_Given entries_
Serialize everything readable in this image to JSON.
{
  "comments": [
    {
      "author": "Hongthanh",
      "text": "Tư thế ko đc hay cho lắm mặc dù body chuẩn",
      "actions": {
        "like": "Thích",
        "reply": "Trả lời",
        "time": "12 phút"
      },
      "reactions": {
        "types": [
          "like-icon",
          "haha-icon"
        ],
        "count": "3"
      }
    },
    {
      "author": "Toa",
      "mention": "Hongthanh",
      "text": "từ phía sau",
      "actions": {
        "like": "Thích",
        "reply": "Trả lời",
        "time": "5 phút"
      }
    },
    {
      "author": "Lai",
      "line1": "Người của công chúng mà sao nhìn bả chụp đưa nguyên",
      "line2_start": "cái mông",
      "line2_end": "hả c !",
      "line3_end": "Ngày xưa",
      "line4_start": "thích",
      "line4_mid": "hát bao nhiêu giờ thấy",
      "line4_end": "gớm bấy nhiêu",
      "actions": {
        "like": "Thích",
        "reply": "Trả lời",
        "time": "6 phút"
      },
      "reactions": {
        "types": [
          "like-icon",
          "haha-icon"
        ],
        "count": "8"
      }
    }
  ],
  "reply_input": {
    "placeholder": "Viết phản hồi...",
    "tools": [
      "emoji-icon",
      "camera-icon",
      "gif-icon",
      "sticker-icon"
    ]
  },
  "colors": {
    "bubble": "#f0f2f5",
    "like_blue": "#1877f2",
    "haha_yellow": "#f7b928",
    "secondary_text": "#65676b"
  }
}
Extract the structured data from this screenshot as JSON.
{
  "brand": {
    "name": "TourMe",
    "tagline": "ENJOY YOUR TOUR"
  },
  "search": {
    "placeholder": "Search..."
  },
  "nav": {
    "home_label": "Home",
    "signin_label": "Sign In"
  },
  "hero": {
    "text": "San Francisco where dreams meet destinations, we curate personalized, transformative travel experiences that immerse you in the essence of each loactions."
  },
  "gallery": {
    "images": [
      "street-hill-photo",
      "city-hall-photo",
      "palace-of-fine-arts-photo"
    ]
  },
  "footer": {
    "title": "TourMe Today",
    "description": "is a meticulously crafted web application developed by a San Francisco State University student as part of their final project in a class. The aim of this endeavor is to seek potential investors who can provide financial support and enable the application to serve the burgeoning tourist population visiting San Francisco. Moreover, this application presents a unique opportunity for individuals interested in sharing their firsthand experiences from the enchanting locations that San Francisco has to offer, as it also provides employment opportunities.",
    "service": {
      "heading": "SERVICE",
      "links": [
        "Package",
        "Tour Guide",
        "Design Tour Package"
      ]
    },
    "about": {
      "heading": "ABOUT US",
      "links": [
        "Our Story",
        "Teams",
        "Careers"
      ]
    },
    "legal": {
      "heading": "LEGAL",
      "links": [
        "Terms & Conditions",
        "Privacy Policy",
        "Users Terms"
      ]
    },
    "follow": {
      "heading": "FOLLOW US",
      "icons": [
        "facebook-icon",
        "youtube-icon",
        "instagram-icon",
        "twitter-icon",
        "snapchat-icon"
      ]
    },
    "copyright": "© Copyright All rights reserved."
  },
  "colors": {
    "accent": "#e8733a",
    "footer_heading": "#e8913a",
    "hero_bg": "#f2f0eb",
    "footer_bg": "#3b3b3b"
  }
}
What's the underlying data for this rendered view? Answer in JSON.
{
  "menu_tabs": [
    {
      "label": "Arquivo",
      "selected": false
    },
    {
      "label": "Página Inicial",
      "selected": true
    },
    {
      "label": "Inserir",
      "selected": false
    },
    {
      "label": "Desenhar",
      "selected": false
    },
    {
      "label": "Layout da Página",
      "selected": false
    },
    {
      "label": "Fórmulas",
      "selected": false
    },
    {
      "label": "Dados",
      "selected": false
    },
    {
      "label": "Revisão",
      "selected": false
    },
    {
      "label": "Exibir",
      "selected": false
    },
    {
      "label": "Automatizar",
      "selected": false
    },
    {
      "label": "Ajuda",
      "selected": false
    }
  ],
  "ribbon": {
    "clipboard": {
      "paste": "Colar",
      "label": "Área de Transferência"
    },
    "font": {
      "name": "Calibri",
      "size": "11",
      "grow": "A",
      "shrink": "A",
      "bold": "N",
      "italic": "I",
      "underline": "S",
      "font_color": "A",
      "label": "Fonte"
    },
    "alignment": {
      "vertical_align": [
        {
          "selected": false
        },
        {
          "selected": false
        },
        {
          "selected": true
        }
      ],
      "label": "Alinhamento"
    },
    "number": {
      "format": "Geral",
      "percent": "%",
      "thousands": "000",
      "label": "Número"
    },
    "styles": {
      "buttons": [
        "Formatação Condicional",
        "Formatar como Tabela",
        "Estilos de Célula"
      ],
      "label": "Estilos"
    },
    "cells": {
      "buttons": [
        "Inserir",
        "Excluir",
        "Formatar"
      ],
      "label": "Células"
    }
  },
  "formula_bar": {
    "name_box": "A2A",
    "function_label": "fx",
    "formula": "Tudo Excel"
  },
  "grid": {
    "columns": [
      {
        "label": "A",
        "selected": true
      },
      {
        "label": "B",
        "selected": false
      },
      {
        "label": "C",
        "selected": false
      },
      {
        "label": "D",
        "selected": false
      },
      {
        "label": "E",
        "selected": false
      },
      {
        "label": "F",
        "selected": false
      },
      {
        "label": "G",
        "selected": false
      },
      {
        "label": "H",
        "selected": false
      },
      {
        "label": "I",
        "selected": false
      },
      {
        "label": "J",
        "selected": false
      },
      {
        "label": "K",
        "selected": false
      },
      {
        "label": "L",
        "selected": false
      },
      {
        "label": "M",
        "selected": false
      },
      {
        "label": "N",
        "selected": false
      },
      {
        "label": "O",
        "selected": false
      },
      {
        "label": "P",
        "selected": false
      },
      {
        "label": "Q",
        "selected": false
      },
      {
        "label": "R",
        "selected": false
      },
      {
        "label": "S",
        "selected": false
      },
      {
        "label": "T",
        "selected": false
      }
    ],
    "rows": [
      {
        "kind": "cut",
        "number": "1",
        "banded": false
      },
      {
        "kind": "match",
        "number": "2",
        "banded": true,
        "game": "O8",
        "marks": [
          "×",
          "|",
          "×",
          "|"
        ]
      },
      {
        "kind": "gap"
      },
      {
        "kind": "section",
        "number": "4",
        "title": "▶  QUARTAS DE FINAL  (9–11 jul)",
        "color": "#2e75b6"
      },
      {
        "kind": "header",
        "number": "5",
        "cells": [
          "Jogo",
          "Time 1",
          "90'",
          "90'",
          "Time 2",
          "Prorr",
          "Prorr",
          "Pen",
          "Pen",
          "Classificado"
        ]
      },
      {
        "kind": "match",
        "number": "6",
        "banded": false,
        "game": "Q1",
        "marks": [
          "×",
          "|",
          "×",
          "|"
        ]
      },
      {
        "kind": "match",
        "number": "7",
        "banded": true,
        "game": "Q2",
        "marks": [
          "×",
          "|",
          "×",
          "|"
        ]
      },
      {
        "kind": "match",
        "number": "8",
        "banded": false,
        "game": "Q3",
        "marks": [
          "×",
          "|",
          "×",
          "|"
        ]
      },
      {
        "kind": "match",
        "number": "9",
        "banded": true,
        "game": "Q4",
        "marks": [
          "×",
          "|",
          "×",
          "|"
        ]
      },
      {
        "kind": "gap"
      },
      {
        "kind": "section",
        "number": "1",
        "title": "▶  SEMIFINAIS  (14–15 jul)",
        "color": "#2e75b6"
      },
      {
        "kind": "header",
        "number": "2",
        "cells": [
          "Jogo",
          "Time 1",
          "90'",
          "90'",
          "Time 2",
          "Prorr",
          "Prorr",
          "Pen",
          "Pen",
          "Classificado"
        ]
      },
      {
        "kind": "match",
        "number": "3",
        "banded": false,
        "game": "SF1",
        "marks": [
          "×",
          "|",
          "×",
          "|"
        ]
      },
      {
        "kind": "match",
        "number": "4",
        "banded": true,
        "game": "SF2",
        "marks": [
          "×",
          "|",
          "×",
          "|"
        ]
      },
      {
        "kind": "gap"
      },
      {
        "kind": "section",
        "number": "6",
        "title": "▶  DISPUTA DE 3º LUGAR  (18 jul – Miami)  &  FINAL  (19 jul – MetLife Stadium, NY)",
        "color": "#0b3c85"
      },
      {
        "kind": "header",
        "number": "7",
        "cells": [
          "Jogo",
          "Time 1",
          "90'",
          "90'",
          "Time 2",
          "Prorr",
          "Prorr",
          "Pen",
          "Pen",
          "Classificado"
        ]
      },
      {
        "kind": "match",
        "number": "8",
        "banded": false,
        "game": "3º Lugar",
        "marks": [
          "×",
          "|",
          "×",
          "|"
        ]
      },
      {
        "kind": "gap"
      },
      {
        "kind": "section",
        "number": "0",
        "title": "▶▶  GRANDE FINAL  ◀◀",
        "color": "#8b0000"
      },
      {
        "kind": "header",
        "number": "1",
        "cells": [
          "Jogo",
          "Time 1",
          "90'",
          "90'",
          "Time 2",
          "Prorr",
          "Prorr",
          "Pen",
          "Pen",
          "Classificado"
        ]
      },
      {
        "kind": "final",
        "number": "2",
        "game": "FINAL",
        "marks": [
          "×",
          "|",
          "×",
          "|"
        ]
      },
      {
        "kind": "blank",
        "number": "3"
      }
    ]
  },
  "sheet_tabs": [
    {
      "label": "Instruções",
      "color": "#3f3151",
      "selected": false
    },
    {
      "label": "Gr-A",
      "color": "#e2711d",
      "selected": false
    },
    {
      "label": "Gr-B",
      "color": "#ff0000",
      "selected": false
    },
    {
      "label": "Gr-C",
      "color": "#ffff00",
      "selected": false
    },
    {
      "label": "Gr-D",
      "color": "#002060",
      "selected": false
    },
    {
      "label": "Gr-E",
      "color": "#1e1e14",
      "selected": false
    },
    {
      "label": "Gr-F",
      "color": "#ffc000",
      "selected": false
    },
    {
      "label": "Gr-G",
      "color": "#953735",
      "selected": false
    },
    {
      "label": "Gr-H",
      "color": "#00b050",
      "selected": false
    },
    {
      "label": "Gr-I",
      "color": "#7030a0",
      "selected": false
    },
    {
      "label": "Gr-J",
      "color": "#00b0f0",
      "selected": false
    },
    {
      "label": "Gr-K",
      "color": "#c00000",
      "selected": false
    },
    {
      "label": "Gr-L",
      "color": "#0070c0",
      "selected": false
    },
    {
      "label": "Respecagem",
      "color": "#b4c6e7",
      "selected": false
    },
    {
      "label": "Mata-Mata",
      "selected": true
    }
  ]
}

_Set task_
Scan the listing above and identify each line holding the string "data"; copy every such line.

_Task result_
Extract the structured data from this screenshot as JSON.
What's the underlying data for this rendered view? Answer in JSON.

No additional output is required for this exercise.